--- MATERIAL TO PROCESS ---

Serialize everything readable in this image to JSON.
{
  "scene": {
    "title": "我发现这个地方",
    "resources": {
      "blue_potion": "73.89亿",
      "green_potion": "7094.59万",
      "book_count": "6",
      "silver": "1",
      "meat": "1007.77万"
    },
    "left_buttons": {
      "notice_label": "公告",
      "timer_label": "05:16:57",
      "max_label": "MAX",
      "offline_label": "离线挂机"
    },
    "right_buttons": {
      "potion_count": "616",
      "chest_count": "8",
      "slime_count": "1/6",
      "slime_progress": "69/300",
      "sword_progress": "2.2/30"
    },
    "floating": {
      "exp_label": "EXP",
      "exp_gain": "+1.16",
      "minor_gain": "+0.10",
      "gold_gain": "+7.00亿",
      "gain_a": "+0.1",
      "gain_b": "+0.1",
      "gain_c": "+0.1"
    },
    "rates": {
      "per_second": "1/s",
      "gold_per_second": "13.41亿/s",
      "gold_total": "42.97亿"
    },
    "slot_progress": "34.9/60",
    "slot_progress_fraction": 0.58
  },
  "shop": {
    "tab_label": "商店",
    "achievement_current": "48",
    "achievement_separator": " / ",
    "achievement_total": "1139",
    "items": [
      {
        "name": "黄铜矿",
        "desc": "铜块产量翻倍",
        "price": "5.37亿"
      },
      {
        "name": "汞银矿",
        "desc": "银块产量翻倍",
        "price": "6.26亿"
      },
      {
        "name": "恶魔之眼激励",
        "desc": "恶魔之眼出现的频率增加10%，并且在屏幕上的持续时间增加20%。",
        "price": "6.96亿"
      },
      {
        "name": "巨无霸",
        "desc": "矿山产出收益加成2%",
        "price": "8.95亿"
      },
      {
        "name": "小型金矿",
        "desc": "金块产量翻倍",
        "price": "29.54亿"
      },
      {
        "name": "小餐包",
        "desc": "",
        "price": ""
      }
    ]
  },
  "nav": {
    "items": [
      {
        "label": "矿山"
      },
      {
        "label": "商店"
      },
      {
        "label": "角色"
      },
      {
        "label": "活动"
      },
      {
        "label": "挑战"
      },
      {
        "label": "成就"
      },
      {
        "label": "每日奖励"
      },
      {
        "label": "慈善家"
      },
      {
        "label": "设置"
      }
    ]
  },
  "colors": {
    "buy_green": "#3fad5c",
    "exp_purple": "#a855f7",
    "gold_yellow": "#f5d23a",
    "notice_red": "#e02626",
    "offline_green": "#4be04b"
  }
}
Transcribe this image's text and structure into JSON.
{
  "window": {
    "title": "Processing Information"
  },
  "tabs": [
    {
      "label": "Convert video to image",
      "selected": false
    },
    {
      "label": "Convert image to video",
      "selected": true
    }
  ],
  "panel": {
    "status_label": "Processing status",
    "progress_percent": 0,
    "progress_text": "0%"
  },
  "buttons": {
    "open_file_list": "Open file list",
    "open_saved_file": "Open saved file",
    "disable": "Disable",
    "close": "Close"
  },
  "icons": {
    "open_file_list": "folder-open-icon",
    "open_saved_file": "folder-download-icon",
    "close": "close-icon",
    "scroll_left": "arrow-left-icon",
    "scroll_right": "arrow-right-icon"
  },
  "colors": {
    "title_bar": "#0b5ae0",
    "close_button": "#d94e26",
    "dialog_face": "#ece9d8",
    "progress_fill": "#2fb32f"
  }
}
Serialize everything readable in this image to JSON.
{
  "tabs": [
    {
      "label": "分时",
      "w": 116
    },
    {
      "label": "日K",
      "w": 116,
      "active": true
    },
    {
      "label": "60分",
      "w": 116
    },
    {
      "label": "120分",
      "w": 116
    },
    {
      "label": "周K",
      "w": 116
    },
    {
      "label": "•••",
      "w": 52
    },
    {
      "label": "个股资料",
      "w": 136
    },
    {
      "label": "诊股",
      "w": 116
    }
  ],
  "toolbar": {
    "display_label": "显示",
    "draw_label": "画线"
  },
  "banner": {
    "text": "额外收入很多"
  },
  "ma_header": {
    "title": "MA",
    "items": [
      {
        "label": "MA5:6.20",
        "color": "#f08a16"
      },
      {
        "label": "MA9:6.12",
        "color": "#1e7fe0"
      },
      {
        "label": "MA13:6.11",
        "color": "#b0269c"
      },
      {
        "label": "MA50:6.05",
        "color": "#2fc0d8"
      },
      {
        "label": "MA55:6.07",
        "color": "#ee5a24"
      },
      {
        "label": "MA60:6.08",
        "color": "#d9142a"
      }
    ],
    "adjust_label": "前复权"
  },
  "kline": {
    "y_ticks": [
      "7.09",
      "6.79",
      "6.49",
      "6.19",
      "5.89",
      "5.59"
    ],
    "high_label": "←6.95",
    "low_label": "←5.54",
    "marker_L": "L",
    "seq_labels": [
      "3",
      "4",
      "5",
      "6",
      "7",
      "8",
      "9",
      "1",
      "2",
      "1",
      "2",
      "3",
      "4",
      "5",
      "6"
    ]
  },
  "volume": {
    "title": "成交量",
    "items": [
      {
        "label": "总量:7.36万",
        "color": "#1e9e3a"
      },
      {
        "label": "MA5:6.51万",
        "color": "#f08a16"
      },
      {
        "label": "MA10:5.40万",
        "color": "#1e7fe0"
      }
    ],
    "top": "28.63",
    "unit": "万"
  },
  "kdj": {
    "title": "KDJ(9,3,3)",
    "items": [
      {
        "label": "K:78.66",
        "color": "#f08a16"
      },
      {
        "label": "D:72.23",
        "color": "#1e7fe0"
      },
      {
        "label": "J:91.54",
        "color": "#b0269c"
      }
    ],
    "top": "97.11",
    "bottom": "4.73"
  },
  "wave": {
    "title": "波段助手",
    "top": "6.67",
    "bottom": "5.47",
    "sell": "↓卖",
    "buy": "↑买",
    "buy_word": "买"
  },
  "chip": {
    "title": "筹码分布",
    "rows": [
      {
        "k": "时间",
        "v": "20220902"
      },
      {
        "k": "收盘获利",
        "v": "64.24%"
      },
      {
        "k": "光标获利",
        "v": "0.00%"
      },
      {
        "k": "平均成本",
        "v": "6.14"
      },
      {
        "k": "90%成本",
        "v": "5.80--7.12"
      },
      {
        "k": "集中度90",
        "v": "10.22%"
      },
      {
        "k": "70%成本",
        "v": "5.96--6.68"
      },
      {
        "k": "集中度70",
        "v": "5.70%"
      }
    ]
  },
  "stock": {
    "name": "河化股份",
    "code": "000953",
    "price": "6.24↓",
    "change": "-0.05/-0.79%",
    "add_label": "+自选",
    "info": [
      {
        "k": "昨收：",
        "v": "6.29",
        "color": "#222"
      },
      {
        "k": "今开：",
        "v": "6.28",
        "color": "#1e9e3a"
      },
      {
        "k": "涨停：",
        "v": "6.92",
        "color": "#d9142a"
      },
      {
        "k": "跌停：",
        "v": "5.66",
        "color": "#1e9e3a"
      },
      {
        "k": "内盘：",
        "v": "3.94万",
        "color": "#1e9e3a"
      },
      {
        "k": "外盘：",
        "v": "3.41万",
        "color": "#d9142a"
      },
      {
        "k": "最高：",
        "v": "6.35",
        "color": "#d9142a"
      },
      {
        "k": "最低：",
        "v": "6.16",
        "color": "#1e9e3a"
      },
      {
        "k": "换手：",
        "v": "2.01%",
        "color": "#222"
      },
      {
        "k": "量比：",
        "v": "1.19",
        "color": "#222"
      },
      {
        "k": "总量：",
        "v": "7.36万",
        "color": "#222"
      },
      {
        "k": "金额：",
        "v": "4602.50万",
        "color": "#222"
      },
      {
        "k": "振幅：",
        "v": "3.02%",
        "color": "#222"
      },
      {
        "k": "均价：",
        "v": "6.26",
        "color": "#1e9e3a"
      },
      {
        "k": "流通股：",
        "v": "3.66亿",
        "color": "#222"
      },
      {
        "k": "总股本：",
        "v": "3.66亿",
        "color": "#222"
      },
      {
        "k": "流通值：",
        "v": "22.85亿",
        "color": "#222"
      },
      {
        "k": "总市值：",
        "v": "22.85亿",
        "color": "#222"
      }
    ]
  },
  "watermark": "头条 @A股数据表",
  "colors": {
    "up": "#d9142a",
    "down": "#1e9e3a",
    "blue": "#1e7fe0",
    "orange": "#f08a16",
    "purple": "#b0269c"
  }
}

---

In the listing above, find the lines holding the word "image" and copy them.

Serialize everything readable in this image to JSON.
Transcribe this image's text and structure into JSON.
      "label": "Convert video to image",
      "label": "Convert image to video",
Serialize everything readable in this image to JSON.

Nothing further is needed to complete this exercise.